All of the material should be reproduced exactly, with pictures left out.

..............................

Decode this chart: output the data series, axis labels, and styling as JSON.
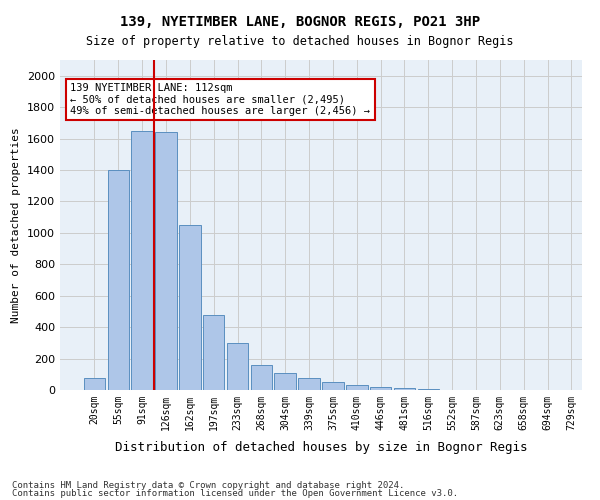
{
  "title": "139, NYETIMBER LANE, BOGNOR REGIS, PO21 3HP",
  "subtitle": "Size of property relative to detached houses in Bognor Regis",
  "xlabel": "Distribution of detached houses by size in Bognor Regis",
  "ylabel": "Number of detached properties",
  "footnote1": "Contains HM Land Registry data © Crown copyright and database right 2024.",
  "footnote2": "Contains public sector information licensed under the Open Government Licence v3.0.",
  "bin_labels": [
    "20sqm",
    "55sqm",
    "91sqm",
    "126sqm",
    "162sqm",
    "197sqm",
    "233sqm",
    "268sqm",
    "304sqm",
    "339sqm",
    "375sqm",
    "410sqm",
    "446sqm",
    "481sqm",
    "516sqm",
    "552sqm",
    "587sqm",
    "623sqm",
    "658sqm",
    "694sqm",
    "729sqm"
  ],
  "bar_values": [
    75,
    1400,
    1650,
    1640,
    1050,
    480,
    300,
    160,
    110,
    75,
    50,
    30,
    20,
    10,
    8,
    0,
    0,
    0,
    0,
    0
  ],
  "bar_color": "#aec6e8",
  "bar_edge_color": "#5a8fc0",
  "ylim": [
    0,
    2100
  ],
  "yticks": [
    0,
    200,
    400,
    600,
    800,
    1000,
    1200,
    1400,
    1600,
    1800,
    2000
  ],
  "property_line_x": 2,
  "property_line_label": "139 NYETIMBER LANE: 112sqm",
  "annotation_line1": "← 50% of detached houses are smaller (2,495)",
  "annotation_line2": "49% of semi-detached houses are larger (2,456) →",
  "annotation_box_color": "#ffffff",
  "annotation_border_color": "#cc0000",
  "vline_color": "#cc0000",
  "grid_color": "#cccccc",
  "background_color": "#e8f0f8",
  "fig_background": "#ffffff"
}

..............................

■ Completed exercise
Decode this chart: output the data series, axis labels, and styling as JSON.
{
  "title": "139, NYETIMBER LANE, BOGNOR REGIS, PO21 3HP",
  "subtitle": "Size of property relative to detached houses in Bognor Regis",
  "xlabel": "Distribution of detached houses by size in Bognor Regis",
  "ylabel": "Number of detached properties",
  "footnote1": "Contains HM Land Registry data © Crown copyright and database right 2024.",
  "footnote2": "Contains public sector information licensed under the Open Government Licence v3.0.",
  "bin_labels": [
    "20sqm",
    "55sqm",
    "91sqm",
    "126sqm",
    "162sqm",
    "197sqm",
    "233sqm",
    "268sqm",
    "304sqm",
    "339sqm",
    "375sqm",
    "410sqm",
    "446sqm",
    "481sqm",
    "516sqm",
    "552sqm",
    "587sqm",
    "623sqm",
    "658sqm",
    "694sqm",
    "729sqm"
  ],
  "bar_values": [
    75,
    1400,
    1650,
    1640,
    1050,
    480,
    300,
    160,
    110,
    75,
    50,
    30,
    20,
    10,
    8,
    0,
    0,
    0,
    0,
    0
  ],
  "bar_color": "#aec6e8",
  "bar_edge_color": "#5a8fc0",
  "ylim": [
    0,
    2100
  ],
  "yticks": [
    0,
    200,
    400,
    600,
    800,
    1000,
    1200,
    1400,
    1600,
    1800,
    2000
  ],
  "property_line_x": 2,
  "property_line_label": "139 NYETIMBER LANE: 112sqm",
  "annotation_line1": "← 50% of detached houses are smaller (2,495)",
  "annotation_line2": "49% of semi-detached houses are larger (2,456) →",
  "annotation_box_color": "#ffffff",
  "annotation_border_color": "#cc0000",
  "vline_color": "#cc0000",
  "grid_color": "#cccccc",
  "background_color": "#e8f0f8",
  "fig_background": "#ffffff"
}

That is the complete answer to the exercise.